>>

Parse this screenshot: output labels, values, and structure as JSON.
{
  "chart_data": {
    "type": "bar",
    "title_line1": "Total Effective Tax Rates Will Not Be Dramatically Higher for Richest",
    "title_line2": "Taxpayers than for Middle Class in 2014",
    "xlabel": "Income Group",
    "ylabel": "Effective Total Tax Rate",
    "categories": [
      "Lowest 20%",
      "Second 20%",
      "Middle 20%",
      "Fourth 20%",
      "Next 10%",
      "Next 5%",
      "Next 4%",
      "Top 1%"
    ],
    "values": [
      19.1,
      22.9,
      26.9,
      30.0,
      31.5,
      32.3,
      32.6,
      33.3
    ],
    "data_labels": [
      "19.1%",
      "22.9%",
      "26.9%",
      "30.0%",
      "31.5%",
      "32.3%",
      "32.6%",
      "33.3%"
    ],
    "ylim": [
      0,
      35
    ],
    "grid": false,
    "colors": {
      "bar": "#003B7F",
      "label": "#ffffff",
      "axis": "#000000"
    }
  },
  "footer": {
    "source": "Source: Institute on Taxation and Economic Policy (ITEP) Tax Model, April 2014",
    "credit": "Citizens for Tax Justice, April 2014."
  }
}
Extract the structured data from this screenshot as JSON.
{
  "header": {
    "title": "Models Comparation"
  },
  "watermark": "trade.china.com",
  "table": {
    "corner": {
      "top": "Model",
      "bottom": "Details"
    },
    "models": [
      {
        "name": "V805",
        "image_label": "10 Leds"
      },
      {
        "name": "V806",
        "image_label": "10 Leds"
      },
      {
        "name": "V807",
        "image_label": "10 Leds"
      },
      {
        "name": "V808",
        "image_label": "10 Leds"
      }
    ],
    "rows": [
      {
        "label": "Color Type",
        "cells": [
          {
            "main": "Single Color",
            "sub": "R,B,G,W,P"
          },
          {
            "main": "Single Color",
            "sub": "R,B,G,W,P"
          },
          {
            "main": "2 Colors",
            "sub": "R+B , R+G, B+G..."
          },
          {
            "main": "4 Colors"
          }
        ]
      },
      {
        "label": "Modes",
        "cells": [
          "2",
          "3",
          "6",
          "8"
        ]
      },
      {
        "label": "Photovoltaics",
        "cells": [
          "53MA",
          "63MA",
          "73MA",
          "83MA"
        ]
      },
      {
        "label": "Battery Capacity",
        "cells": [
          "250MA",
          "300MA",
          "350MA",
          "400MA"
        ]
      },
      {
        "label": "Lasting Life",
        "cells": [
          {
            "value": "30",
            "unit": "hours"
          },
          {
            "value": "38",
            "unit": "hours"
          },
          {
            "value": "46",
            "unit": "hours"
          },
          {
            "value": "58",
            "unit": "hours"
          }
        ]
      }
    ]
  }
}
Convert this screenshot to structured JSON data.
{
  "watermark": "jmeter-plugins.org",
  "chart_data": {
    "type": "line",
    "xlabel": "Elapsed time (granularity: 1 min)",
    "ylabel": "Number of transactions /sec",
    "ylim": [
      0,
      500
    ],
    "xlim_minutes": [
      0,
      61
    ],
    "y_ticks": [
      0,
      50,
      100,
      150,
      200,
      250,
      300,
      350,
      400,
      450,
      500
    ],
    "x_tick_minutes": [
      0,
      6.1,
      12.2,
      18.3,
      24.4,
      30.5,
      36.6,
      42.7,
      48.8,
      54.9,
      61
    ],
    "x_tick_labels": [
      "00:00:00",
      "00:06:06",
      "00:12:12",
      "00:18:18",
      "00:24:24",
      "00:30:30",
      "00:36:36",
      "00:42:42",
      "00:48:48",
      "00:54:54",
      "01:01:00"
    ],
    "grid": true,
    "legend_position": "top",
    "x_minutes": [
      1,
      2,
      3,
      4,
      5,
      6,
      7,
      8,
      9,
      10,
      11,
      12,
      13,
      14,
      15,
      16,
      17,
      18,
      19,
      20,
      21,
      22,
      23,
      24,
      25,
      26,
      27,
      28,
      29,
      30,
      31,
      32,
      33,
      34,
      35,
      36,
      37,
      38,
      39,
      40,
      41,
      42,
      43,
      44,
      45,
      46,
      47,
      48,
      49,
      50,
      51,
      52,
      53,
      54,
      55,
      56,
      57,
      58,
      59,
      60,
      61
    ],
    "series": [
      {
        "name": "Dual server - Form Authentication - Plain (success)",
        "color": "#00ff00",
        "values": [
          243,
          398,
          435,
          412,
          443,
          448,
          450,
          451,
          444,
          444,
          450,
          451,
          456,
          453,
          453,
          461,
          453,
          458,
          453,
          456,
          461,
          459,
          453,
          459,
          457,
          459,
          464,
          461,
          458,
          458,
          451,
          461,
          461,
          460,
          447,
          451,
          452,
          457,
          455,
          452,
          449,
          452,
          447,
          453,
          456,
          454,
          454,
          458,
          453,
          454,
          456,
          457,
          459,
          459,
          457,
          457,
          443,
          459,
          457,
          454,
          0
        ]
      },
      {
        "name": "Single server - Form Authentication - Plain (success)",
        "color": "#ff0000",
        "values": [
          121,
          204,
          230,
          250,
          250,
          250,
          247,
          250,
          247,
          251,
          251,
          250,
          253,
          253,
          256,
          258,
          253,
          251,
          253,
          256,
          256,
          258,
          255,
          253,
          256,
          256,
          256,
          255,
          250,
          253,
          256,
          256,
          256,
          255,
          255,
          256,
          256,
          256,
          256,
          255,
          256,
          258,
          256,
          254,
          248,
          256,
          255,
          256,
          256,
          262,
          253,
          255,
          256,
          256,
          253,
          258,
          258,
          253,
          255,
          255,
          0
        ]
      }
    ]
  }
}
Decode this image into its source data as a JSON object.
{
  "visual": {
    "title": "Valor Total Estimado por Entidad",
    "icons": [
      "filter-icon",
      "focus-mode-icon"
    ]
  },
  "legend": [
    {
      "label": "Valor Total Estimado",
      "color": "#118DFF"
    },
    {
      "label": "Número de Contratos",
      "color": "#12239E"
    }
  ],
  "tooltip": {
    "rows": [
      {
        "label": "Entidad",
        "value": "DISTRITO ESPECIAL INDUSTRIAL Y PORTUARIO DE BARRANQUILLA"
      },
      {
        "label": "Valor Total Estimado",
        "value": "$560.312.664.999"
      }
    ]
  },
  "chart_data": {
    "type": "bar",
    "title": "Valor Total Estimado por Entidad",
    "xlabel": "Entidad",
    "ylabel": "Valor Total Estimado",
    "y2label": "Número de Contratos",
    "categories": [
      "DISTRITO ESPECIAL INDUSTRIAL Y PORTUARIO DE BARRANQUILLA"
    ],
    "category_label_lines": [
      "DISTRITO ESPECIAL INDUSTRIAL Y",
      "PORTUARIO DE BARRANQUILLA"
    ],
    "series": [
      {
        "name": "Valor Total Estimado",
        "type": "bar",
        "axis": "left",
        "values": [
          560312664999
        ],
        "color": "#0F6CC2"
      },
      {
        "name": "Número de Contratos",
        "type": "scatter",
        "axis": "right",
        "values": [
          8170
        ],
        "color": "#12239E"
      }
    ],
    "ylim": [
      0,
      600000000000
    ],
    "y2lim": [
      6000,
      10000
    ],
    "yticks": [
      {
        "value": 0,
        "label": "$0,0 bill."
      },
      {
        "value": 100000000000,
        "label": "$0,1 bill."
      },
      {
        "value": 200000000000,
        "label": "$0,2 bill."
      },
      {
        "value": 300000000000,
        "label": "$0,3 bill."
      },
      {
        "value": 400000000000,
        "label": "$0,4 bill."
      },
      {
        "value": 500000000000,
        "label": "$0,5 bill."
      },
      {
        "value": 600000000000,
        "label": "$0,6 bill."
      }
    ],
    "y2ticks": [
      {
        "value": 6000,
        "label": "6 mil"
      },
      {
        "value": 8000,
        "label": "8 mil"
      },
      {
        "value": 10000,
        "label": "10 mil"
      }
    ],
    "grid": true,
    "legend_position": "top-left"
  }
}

<<

- _SET PROBLEM_
In how many lines of the data does the string "DISTRITO" appear? Give only the number.

- _SOLUTION_
3